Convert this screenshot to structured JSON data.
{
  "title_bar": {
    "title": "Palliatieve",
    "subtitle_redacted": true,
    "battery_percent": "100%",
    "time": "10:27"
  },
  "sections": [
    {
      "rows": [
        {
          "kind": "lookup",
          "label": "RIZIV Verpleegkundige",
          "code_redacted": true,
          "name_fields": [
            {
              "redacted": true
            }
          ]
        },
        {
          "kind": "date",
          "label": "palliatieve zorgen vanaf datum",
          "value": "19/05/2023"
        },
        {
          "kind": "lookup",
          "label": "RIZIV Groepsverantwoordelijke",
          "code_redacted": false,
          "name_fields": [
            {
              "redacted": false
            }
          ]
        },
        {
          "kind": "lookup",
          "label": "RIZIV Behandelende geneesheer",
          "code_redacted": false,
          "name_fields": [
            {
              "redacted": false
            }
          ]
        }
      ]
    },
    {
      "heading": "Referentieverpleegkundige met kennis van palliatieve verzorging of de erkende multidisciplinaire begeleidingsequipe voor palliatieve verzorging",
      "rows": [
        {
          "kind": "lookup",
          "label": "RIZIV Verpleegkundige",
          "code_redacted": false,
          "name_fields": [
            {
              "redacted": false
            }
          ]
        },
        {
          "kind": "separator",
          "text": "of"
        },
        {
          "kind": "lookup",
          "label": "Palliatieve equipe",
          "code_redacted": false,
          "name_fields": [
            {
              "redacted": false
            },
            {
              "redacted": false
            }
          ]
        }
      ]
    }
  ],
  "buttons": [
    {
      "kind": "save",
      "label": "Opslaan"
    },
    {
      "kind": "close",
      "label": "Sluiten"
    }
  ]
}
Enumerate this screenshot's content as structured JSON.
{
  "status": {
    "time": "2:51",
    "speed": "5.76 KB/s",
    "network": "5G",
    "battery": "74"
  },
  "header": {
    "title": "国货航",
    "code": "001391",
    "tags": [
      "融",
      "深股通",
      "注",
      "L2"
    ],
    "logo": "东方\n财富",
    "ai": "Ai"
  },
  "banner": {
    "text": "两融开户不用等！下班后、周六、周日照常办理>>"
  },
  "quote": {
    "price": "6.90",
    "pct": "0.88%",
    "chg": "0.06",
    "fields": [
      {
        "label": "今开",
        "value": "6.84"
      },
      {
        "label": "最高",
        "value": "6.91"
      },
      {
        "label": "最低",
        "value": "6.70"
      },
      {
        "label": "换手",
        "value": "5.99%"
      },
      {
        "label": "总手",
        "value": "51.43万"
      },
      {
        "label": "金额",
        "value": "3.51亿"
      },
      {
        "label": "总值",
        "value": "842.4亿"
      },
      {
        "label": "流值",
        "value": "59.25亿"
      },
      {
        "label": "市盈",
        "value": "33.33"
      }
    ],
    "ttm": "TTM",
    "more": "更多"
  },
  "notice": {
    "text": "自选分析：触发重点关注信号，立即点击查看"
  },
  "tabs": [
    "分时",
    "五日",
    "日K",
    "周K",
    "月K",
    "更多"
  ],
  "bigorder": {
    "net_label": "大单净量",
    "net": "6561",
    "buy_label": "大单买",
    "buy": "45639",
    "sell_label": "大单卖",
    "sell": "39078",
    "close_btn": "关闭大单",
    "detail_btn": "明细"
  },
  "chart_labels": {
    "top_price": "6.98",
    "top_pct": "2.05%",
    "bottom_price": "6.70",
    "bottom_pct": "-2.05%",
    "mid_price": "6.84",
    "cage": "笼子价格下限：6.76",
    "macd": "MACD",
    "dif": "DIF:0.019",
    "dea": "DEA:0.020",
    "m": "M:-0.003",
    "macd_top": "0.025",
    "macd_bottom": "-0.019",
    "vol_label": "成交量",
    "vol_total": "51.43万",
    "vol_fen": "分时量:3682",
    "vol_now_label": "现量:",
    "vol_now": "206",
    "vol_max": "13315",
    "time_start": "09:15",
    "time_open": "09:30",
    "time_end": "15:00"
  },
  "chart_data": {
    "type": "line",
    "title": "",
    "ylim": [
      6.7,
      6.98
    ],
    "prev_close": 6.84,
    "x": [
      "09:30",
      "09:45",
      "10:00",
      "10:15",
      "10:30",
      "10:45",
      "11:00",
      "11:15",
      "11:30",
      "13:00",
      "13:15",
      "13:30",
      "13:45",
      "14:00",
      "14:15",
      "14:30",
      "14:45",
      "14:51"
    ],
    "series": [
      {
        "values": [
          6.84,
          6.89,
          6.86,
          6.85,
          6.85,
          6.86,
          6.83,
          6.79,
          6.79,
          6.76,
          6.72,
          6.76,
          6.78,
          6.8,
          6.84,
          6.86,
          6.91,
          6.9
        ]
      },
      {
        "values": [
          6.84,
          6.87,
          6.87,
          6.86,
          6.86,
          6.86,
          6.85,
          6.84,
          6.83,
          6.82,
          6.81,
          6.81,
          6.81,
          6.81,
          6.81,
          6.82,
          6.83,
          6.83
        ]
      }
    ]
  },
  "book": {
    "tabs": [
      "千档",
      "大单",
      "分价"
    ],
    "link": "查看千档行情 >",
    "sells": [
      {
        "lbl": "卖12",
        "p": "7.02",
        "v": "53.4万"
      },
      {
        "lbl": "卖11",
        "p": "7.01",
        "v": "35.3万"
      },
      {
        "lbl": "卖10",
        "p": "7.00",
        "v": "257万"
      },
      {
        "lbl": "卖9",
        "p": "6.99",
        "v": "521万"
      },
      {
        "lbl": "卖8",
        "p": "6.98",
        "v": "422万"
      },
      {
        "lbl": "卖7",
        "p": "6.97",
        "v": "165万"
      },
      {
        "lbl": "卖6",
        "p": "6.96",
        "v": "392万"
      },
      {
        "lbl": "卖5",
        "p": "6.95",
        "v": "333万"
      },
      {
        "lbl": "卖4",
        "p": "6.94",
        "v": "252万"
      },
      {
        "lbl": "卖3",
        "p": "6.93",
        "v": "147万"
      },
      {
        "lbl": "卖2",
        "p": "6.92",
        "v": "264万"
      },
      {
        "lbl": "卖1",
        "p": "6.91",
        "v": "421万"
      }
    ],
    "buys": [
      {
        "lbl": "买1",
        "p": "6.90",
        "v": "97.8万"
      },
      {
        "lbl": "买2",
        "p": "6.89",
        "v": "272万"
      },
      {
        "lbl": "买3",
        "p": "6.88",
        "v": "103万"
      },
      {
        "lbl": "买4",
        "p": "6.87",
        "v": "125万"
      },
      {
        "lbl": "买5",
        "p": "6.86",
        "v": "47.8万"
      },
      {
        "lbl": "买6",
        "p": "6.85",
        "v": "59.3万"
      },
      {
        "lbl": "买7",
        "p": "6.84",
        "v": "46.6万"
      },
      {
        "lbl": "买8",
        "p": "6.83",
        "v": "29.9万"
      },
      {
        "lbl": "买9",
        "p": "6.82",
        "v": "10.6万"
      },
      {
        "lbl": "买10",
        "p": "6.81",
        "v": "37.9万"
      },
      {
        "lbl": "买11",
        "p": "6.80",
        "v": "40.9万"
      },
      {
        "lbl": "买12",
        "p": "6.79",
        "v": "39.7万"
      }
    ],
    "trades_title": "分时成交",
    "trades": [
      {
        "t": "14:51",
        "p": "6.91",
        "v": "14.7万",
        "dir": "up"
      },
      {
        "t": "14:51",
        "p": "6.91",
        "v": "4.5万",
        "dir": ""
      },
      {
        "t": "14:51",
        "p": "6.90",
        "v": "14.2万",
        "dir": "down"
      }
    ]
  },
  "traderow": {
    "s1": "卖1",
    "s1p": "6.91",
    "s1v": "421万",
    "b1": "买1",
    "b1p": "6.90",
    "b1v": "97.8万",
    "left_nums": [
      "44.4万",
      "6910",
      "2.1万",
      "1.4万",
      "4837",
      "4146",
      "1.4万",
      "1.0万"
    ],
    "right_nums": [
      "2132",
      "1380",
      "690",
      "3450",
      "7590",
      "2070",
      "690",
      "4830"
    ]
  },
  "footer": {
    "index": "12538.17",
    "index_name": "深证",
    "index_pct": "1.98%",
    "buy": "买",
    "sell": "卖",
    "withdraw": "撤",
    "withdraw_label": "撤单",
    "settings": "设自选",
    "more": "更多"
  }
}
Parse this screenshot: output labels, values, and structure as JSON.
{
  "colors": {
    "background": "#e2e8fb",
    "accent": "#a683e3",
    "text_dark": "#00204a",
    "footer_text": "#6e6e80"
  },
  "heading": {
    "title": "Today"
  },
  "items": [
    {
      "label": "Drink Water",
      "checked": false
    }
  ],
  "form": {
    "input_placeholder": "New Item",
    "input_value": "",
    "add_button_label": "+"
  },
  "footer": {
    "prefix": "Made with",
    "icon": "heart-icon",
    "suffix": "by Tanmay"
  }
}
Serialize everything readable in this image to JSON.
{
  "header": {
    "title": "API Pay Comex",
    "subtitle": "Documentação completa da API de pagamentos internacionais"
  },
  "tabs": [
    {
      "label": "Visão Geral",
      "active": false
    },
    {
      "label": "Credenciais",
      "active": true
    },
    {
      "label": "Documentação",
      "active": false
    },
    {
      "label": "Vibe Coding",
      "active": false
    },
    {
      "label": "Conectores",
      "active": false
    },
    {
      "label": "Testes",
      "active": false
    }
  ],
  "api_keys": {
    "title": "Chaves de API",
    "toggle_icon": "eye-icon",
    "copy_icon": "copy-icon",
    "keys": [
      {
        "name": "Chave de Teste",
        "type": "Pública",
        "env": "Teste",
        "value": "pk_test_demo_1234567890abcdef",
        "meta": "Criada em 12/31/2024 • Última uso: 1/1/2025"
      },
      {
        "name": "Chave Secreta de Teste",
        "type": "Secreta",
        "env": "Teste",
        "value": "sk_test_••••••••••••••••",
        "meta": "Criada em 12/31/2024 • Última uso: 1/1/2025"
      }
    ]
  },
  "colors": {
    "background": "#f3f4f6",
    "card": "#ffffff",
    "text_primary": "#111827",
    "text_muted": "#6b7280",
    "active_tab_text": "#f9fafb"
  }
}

= The exercise =
Which lines in the records above contain the string "Secreta"? Copy each one.

= Exercise answer =
        "name": "Chave Secreta de Teste",
        "type": "Secreta",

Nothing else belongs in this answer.